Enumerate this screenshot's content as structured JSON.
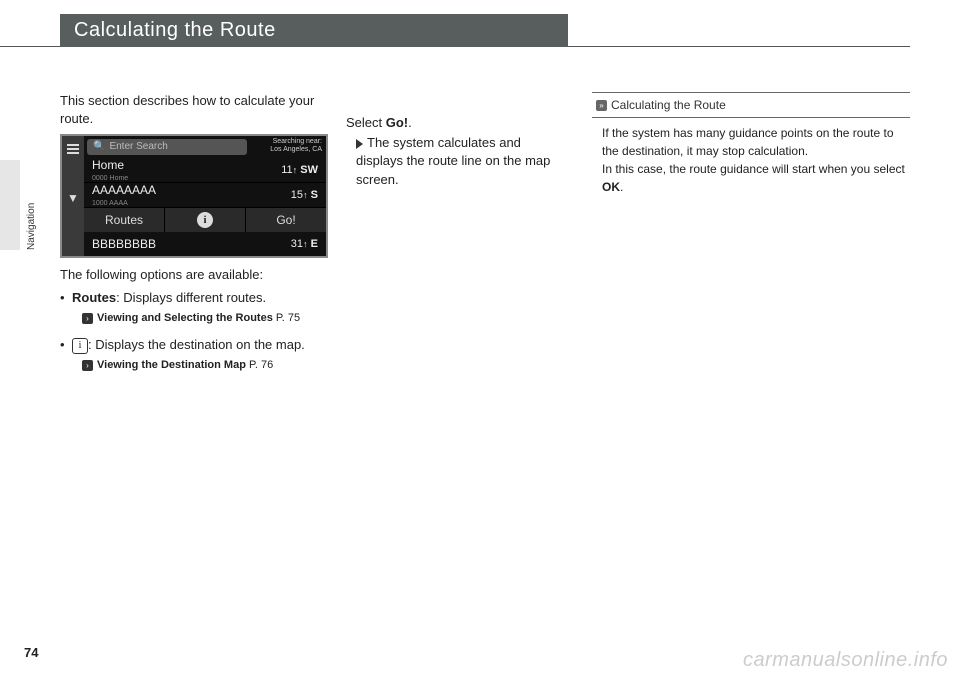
{
  "page": {
    "title": "Calculating the Route",
    "section_label": "Navigation",
    "number": "74",
    "watermark": "carmanualsonline.info"
  },
  "left": {
    "intro": "This section describes how to calculate your route.",
    "options_intro": "The following options are available:",
    "routes_bullet_bold": "Routes",
    "routes_bullet_rest": ": Displays different routes.",
    "routes_xref_bold": "Viewing and Selecting the Routes",
    "routes_xref_page": " P. 75",
    "info_bullet_rest": ": Displays the destination on the map.",
    "info_xref_bold": "Viewing the Destination Map",
    "info_xref_page": " P. 76"
  },
  "device": {
    "search_placeholder": "Enter Search",
    "near_label": "Searching near:",
    "near_value": "Los Angeles, CA",
    "rows": [
      {
        "name": "Home",
        "sub": "0000 Home",
        "dist": "11",
        "unit": "SW"
      },
      {
        "name": "AAAAAAAA",
        "sub": "1000 AAAA",
        "dist": "15",
        "unit": "S"
      },
      {
        "name": "BBBBBBBB",
        "sub": "",
        "dist": "31",
        "unit": "E"
      }
    ],
    "routes_label": "Routes",
    "go_label": "Go!"
  },
  "mid": {
    "select_prefix": "Select ",
    "select_bold": "Go!",
    "select_suffix": ".",
    "result": "The system calculates and displays the route line on the map screen."
  },
  "right": {
    "header": "Calculating the Route",
    "body1": "If the system has many guidance points on the route to the destination, it may stop calculation.",
    "body2a": "In this case, the route guidance will start when you select ",
    "body2b": "OK",
    "body2c": "."
  }
}
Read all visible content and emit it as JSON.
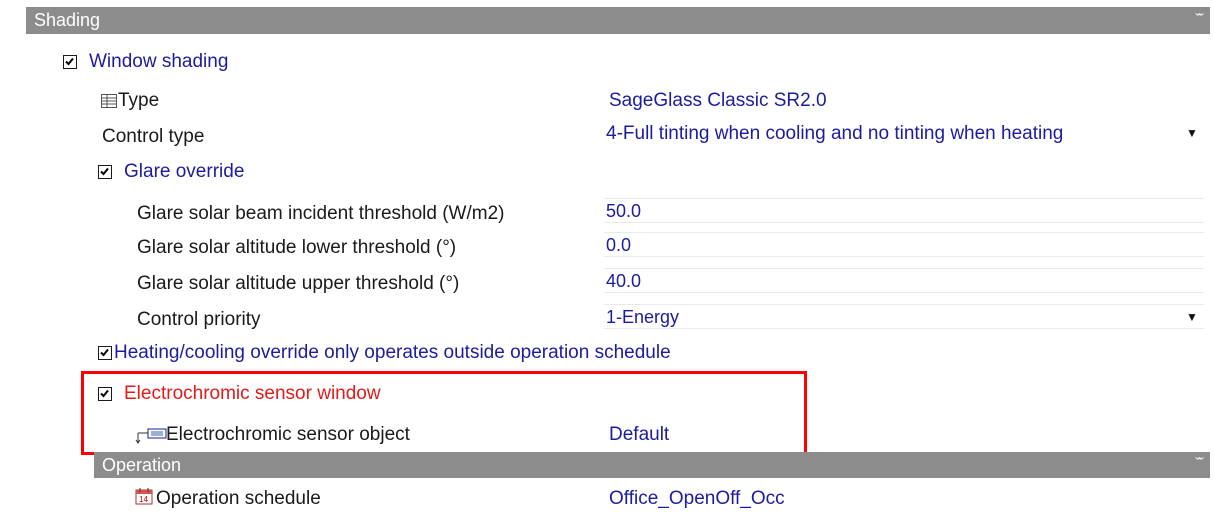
{
  "sections": {
    "shading": {
      "title": "Shading"
    },
    "operation": {
      "title": "Operation"
    }
  },
  "fields": {
    "window_shading": {
      "label": "Window shading",
      "checked": true
    },
    "type": {
      "label": "Type",
      "value": "SageGlass Classic SR2.0"
    },
    "control_type": {
      "label": "Control type",
      "value": "4-Full tinting when cooling and no tinting when heating"
    },
    "glare_override": {
      "label": "Glare override",
      "checked": true
    },
    "glare_beam": {
      "label": "Glare solar beam incident threshold (W/m2)",
      "value": "50.0"
    },
    "glare_alt_lower": {
      "label": "Glare solar altitude lower threshold (°)",
      "value": "0.0"
    },
    "glare_alt_upper": {
      "label": "Glare solar altitude upper threshold (°)",
      "value": "40.0"
    },
    "control_priority": {
      "label": "Control priority",
      "value": "1-Energy"
    },
    "hc_override": {
      "label": "Heating/cooling override only operates outside operation schedule",
      "checked": true
    },
    "ec_sensor_window": {
      "label": "Electrochromic sensor window",
      "checked": true
    },
    "ec_sensor_object": {
      "label": "Electrochromic sensor object",
      "value": "Default"
    },
    "operation_schedule": {
      "label": "Operation schedule",
      "value": "Office_OpenOff_Occ"
    }
  },
  "icons": {
    "collapse": "double-chevron-up-icon",
    "type": "table-grid-icon",
    "sensor": "sensor-link-icon",
    "schedule": "calendar-icon",
    "dropdown": "dropdown-arrow-icon"
  },
  "colors": {
    "link": "#1c1c9e",
    "highlight": "#ff0000",
    "header": "#8c8c8c",
    "red_text": "#e21a1a"
  }
}
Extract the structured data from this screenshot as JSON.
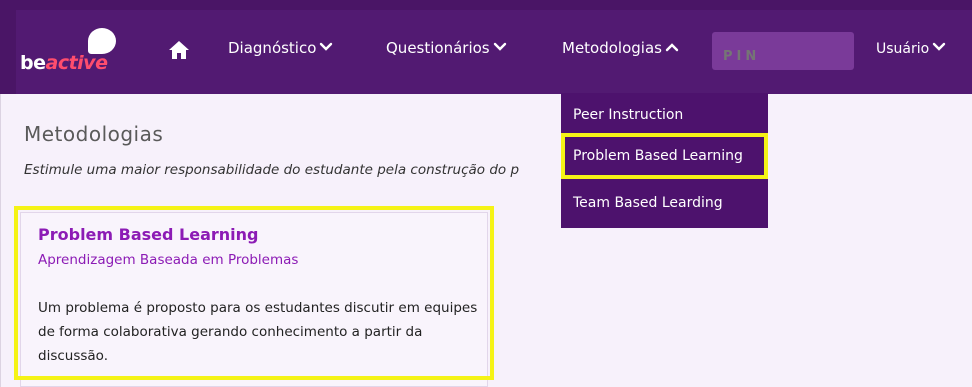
{
  "navbar": {
    "logo": {
      "be": "be",
      "active": "active"
    },
    "home_icon": "home-icon",
    "items": [
      {
        "label": "Diagnóstico",
        "icon": "chevron-down-icon"
      },
      {
        "label": "Questionários",
        "icon": "chevron-down-icon"
      },
      {
        "label": "Metodologias",
        "icon": "chevron-up-icon"
      }
    ],
    "pin_placeholder": "PIN",
    "user": {
      "label": "Usuário",
      "icon": "chevron-down-icon"
    }
  },
  "dropdown": {
    "items": [
      {
        "label": "Peer Instruction",
        "highlighted": false
      },
      {
        "label": "Problem Based Learning",
        "highlighted": true
      },
      {
        "label": "Team Based Learding",
        "highlighted": false
      }
    ]
  },
  "page": {
    "title": "Metodologias",
    "subtitle": "Estimule uma maior responsabilidade do estudante pela construção do p"
  },
  "card": {
    "title": "Problem Based Learning",
    "subtitle": "Aprendizagem Baseada em Problemas",
    "description": "Um problema é proposto para os estudantes discutir em equipes de forma colaborativa gerando conhecimento a partir da discussão."
  },
  "colors": {
    "navbar": "#521a72",
    "accent": "#8c1bb5",
    "highlight": "#f5f316",
    "content_bg": "#f7f1fb"
  }
}
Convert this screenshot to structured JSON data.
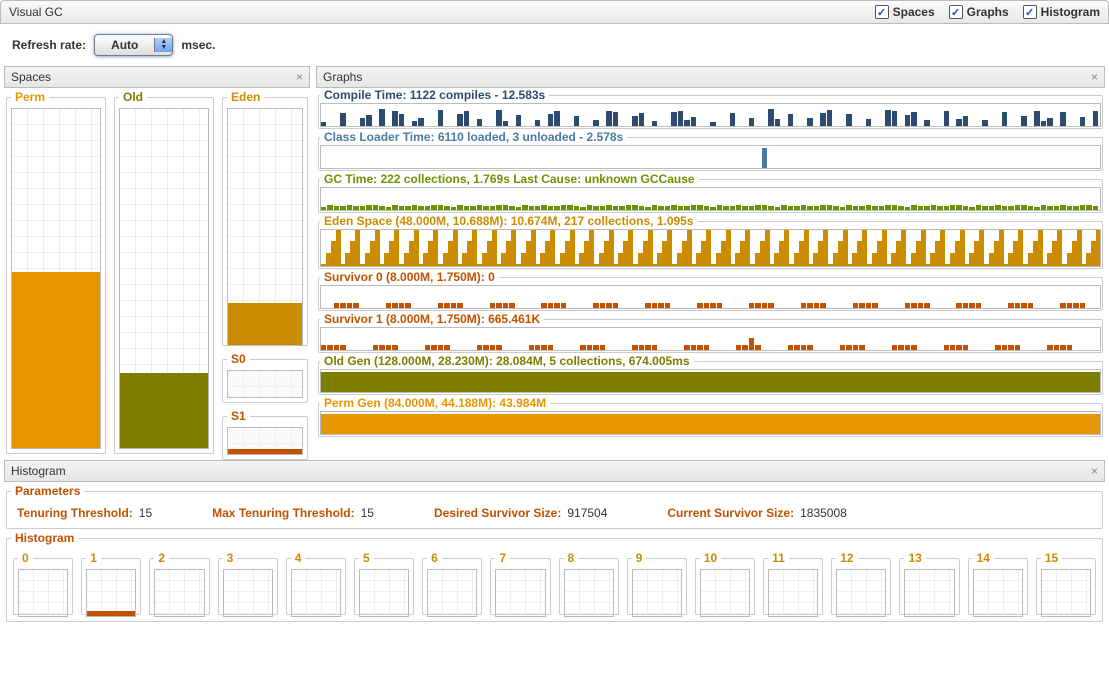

■ **OBJECTIVE**
Using the listing above, pick out each line that contains the word "when", then copy it.

■ **RESULT OF THIS EXERCISE**
    "body2a": "In this case, the route guidance will start when you select ",
      "value": "4-Full tinting when cooling and no tinting when heating"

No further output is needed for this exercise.